(Dataset records)
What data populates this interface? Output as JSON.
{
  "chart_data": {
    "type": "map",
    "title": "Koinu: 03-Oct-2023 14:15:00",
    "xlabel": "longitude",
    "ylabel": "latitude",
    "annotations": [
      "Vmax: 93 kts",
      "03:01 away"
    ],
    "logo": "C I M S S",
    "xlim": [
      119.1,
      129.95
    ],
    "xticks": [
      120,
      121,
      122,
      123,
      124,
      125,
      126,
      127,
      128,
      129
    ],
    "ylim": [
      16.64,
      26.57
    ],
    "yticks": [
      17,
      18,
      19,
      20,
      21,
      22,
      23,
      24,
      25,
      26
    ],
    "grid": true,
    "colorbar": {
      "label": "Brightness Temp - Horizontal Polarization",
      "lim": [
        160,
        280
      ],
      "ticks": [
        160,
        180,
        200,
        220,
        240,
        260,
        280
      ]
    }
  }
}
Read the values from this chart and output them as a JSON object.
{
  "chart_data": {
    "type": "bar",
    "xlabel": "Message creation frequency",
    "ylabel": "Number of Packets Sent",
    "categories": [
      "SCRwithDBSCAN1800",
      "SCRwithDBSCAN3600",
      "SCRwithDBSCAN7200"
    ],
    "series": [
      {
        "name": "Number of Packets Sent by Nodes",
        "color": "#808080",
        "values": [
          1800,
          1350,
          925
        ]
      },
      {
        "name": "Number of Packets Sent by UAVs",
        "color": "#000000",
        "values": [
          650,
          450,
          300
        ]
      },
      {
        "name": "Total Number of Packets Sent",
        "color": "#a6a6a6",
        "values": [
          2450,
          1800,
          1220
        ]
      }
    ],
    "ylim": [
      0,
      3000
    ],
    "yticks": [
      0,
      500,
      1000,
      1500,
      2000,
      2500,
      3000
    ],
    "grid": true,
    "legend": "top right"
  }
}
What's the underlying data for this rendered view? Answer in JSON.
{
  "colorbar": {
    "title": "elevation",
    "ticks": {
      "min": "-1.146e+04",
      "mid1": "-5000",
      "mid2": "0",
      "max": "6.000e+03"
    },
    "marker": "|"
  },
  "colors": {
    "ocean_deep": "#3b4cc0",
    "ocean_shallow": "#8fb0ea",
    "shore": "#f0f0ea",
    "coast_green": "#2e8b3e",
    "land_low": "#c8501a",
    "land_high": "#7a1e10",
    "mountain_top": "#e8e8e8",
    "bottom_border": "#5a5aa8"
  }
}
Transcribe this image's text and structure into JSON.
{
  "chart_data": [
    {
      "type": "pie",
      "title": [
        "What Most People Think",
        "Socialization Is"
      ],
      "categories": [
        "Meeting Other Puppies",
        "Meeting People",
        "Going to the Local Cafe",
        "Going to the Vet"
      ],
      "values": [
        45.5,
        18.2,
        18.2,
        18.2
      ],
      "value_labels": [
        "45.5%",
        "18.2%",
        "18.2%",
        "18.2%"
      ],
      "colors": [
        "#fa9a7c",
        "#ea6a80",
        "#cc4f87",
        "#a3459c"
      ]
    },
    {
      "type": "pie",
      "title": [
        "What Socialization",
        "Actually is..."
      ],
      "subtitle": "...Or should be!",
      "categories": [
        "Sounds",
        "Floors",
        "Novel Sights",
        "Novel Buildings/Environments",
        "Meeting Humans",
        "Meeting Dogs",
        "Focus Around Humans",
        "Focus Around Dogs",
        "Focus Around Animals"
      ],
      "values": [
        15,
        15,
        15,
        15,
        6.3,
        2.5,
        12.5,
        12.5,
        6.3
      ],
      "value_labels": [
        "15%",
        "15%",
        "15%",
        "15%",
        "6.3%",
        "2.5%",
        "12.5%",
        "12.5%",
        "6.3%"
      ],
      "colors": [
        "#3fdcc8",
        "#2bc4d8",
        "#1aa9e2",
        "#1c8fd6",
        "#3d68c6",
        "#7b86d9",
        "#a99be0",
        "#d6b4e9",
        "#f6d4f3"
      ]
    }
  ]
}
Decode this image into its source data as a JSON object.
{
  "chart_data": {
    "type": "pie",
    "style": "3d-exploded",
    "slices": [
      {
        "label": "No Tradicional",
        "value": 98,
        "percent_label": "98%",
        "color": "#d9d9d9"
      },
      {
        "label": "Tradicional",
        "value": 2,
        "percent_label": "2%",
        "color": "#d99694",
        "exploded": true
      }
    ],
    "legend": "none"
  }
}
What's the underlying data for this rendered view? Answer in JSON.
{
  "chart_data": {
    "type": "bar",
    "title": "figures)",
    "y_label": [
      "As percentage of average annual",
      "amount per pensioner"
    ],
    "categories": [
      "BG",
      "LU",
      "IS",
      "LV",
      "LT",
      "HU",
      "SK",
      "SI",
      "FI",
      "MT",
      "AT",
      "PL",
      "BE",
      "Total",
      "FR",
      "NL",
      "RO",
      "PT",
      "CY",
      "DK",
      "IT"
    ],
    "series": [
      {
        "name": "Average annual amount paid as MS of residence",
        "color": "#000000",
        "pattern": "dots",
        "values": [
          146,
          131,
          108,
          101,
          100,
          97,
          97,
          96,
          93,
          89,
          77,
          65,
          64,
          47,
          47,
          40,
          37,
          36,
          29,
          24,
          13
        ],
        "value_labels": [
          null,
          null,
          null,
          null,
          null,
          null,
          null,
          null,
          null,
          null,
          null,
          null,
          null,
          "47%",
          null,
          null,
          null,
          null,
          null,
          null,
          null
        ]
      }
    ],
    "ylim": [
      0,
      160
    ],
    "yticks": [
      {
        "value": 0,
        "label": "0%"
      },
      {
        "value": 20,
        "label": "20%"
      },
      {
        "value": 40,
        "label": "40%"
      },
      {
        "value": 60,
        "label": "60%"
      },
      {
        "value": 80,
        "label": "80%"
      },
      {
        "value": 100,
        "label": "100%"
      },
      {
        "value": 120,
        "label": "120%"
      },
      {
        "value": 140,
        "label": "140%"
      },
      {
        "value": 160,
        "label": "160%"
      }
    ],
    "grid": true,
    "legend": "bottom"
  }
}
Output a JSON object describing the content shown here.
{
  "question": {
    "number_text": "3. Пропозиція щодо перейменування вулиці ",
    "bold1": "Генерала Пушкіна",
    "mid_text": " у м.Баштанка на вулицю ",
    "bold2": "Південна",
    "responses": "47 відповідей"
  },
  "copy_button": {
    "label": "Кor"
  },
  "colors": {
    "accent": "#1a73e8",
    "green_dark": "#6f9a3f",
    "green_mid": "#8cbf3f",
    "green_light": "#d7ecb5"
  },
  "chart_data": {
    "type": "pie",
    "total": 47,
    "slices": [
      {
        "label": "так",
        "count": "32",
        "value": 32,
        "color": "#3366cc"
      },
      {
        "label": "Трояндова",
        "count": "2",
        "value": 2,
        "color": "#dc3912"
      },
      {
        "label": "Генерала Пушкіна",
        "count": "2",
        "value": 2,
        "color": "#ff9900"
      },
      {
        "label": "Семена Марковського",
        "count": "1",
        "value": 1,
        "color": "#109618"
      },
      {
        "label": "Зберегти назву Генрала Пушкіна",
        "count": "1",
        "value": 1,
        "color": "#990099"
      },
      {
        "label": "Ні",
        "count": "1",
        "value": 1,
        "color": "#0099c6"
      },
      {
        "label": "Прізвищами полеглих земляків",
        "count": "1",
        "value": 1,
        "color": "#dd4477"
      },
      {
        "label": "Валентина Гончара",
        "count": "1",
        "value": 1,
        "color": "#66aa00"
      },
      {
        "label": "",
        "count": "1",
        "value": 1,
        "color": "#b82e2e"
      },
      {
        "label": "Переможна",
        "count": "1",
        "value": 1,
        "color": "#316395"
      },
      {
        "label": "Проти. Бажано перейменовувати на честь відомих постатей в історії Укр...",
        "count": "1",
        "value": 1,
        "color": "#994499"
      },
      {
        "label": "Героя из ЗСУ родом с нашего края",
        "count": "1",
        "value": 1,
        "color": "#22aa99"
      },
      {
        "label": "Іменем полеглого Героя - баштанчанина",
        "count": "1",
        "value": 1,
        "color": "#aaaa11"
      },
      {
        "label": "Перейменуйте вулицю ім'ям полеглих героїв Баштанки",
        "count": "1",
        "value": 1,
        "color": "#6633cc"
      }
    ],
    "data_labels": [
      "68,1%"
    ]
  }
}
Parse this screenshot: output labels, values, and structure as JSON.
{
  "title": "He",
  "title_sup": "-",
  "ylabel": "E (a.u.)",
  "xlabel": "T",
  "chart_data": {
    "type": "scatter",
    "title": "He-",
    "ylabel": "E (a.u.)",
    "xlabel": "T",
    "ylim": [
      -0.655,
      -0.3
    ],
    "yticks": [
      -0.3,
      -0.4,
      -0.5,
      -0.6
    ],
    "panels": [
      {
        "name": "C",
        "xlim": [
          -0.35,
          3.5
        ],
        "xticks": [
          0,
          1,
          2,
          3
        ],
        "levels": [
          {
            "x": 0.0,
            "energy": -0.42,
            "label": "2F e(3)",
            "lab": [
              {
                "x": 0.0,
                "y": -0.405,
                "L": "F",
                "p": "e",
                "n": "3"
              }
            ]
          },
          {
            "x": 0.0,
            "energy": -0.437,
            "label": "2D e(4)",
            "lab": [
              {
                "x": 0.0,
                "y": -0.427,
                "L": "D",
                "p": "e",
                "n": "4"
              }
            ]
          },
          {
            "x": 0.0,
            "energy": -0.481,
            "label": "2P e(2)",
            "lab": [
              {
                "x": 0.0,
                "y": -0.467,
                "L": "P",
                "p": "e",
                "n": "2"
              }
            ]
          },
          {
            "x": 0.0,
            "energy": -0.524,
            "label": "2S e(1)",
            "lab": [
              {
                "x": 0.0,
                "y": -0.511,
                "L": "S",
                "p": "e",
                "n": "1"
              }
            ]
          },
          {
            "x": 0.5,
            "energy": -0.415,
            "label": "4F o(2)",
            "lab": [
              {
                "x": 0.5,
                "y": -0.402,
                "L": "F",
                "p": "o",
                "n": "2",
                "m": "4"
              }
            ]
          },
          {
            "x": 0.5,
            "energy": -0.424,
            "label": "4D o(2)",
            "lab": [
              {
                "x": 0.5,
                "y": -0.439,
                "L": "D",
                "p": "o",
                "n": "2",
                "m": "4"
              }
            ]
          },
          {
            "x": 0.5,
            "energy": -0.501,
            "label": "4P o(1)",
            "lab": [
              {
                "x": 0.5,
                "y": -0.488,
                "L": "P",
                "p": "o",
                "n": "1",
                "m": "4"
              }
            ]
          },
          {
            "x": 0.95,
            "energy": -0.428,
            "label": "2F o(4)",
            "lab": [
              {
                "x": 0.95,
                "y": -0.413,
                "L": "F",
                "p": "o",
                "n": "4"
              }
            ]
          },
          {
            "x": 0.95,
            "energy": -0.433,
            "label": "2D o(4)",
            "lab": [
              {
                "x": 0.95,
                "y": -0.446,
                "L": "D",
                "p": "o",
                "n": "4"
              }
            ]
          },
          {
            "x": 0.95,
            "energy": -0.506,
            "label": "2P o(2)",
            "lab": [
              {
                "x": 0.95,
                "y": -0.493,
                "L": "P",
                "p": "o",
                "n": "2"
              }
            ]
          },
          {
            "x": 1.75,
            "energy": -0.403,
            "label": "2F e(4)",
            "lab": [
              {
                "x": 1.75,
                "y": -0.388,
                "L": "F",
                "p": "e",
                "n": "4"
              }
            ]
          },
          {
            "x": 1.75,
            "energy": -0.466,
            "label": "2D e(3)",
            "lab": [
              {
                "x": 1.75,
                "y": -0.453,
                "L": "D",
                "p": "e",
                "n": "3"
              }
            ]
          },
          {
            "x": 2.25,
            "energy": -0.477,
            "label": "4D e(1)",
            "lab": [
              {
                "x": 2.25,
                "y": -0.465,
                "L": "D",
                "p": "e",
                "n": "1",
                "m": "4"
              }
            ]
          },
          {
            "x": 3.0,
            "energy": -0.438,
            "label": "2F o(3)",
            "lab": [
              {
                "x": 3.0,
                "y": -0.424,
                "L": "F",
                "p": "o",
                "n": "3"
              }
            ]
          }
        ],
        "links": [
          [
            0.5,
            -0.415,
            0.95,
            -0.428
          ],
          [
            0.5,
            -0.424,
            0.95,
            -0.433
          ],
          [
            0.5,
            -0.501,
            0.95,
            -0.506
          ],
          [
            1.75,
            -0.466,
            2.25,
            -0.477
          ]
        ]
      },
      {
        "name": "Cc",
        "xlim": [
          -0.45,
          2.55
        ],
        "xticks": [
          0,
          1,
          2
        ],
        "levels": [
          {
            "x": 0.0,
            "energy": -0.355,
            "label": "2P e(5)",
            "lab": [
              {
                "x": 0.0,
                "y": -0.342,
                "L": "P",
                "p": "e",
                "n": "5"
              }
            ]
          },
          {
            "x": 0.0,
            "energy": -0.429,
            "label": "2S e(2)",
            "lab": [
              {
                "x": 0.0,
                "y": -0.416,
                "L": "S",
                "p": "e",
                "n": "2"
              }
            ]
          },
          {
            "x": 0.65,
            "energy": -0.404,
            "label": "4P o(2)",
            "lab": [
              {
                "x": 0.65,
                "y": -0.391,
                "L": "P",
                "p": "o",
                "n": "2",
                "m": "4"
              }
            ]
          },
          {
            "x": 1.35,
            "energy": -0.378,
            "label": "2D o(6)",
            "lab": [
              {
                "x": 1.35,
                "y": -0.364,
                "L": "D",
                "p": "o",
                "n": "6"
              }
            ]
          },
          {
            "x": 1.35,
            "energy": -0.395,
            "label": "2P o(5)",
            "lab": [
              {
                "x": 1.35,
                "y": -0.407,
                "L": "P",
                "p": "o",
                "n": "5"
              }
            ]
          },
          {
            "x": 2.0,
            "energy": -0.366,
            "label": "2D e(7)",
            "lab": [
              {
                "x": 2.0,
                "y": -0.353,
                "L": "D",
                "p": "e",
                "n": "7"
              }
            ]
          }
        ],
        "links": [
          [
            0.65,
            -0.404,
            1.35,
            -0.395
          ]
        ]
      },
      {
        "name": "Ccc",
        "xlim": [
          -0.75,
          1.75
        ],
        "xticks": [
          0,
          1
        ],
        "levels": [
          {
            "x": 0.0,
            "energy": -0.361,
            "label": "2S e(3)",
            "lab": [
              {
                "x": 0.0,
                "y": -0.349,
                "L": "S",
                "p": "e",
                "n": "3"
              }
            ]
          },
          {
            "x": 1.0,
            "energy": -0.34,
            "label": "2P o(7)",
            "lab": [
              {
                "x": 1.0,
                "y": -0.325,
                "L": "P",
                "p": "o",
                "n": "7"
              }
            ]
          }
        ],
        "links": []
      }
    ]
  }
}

STATED GOAL »
Every line of the listing that holds "Packets" should be found and copied.

FINISHED EXERCISE »
    "ylabel": "Number of Packets Sent",
        "name": "Number of Packets Sent by Nodes",
        "name": "Number of Packets Sent by UAVs",
        "name": "Total Number of Packets Sent",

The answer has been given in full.